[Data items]
--- Start ---
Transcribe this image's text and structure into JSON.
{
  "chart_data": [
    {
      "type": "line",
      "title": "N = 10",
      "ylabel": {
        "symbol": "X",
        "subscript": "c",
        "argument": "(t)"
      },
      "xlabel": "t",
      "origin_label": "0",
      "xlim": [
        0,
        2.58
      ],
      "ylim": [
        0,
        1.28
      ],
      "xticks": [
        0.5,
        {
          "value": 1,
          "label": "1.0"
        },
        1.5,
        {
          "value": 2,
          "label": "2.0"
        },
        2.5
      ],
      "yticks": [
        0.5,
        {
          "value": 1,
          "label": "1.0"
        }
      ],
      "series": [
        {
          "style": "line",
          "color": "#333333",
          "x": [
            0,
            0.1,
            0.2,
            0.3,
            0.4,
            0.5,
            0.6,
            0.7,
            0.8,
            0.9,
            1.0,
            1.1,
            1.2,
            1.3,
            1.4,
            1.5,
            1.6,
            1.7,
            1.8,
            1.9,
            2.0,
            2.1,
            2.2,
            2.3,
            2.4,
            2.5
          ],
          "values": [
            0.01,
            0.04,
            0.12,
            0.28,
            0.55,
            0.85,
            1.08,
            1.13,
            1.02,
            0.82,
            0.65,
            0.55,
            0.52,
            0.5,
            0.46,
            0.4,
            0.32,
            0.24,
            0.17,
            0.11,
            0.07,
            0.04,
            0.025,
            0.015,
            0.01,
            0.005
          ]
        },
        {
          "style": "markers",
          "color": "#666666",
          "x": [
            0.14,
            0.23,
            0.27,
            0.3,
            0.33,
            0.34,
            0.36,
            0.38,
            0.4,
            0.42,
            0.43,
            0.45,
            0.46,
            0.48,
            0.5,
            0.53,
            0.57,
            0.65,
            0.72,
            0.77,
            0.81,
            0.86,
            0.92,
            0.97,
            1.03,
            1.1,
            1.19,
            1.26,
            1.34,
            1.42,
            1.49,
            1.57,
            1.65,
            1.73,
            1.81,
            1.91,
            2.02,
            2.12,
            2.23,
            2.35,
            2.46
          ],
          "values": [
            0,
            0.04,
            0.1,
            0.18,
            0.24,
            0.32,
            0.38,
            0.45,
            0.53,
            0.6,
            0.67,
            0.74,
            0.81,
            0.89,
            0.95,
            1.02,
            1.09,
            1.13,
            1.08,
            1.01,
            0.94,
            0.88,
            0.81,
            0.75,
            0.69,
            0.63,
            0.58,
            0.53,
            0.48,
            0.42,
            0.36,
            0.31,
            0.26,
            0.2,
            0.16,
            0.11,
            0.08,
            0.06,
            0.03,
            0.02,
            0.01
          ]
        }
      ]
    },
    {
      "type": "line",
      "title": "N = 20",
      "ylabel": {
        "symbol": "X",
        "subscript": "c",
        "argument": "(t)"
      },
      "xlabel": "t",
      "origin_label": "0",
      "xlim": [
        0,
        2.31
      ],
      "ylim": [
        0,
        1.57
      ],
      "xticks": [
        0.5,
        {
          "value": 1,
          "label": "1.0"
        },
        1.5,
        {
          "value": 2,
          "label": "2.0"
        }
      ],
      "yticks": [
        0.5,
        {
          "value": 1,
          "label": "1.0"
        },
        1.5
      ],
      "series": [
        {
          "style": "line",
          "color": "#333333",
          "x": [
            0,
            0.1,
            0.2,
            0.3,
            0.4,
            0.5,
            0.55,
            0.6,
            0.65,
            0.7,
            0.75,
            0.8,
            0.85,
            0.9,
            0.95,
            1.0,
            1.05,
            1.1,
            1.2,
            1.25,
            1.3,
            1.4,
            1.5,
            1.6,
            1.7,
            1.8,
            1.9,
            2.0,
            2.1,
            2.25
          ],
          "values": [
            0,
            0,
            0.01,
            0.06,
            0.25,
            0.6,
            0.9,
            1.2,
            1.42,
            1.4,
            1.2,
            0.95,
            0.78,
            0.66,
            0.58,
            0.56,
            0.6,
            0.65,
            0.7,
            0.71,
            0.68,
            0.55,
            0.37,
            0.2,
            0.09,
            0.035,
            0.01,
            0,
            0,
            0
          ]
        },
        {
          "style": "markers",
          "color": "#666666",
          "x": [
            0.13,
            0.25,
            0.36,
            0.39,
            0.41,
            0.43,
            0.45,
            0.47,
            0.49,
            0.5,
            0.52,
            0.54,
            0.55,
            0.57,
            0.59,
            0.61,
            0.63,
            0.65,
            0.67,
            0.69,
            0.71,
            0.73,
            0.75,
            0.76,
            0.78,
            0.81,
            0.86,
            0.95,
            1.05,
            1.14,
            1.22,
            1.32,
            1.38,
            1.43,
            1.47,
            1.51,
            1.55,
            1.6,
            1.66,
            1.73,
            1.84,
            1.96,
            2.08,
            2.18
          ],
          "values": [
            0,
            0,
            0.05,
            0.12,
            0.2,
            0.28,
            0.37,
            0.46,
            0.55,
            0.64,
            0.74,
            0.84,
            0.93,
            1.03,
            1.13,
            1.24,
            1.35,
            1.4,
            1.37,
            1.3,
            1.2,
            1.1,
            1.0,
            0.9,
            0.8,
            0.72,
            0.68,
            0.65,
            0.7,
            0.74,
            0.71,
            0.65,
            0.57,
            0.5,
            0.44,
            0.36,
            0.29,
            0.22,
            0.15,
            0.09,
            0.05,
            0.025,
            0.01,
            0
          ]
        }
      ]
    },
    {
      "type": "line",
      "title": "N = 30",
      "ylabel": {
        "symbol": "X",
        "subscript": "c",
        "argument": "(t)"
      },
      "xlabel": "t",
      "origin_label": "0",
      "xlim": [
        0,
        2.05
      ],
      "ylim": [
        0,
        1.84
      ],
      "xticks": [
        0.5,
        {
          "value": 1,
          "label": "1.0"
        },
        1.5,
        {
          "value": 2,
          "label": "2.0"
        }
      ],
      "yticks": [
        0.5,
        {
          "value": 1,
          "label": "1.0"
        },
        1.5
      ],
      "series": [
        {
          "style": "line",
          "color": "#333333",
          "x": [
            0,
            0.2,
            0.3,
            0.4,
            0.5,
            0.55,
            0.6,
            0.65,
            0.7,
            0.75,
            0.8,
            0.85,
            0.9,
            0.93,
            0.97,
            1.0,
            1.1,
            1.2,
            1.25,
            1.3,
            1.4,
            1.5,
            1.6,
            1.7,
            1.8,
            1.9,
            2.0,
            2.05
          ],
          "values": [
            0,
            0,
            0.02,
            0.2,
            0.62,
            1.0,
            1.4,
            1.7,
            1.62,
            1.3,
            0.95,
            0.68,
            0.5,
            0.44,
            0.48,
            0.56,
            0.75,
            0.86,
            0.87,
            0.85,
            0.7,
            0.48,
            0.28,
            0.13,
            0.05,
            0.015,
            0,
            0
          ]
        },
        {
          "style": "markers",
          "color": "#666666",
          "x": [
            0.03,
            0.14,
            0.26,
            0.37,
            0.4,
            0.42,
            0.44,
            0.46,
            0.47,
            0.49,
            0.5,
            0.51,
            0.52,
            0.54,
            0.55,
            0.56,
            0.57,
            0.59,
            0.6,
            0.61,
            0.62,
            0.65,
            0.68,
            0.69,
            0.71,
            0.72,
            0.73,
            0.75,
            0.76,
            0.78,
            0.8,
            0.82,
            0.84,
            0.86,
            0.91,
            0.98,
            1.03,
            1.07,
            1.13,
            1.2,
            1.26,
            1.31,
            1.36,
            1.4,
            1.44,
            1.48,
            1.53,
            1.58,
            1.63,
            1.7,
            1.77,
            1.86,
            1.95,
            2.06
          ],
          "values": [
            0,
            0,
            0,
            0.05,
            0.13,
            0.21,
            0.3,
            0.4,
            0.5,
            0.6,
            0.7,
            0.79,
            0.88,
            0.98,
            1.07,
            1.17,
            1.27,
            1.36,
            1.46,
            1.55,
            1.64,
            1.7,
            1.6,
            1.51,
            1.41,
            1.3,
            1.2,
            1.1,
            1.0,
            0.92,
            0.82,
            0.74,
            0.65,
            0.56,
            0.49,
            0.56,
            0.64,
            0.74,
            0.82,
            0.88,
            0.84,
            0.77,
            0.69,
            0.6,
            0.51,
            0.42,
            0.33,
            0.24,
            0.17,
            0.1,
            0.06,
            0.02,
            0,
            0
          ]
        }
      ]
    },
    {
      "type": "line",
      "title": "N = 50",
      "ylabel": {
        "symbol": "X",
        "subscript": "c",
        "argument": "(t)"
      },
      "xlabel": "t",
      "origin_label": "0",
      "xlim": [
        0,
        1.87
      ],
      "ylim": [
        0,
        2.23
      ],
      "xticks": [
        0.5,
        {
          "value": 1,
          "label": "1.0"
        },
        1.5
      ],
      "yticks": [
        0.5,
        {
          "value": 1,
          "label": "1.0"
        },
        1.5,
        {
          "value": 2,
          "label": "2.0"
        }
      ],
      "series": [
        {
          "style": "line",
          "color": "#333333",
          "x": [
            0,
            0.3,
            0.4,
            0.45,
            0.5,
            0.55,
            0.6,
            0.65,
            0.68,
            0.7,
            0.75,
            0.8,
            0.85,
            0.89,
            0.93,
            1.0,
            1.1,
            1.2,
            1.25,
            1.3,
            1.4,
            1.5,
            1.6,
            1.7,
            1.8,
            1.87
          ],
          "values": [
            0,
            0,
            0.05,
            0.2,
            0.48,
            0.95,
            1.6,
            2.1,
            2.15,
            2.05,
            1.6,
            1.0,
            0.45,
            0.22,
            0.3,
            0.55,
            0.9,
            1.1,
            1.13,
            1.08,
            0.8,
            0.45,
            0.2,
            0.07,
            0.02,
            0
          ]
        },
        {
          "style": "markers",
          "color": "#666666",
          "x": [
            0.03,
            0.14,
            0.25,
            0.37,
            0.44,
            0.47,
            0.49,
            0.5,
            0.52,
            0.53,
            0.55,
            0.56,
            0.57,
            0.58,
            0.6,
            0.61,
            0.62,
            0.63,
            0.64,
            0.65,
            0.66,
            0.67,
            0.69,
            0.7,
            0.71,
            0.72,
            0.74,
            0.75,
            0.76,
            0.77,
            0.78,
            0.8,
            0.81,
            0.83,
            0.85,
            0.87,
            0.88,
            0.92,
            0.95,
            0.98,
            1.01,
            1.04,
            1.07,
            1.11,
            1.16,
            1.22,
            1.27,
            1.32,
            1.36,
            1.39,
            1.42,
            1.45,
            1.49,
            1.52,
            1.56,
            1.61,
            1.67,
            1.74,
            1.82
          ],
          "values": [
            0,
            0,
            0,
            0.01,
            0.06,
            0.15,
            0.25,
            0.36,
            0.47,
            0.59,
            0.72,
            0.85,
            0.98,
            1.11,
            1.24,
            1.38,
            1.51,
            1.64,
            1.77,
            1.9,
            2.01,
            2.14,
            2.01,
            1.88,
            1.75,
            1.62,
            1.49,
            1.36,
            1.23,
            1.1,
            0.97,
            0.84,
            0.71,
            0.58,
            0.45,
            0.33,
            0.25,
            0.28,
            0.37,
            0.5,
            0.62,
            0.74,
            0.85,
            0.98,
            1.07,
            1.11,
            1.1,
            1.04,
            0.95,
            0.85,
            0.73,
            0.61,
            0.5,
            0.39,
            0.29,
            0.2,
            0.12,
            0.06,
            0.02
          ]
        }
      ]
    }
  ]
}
--- End ---
WHAT TO DO: Copy out every line from the material above in which the word "title" appears.

RESULT:
      "title": "N = 10",
      "title": "N = 20",
      "title": "N = 30",
      "title": "N = 50",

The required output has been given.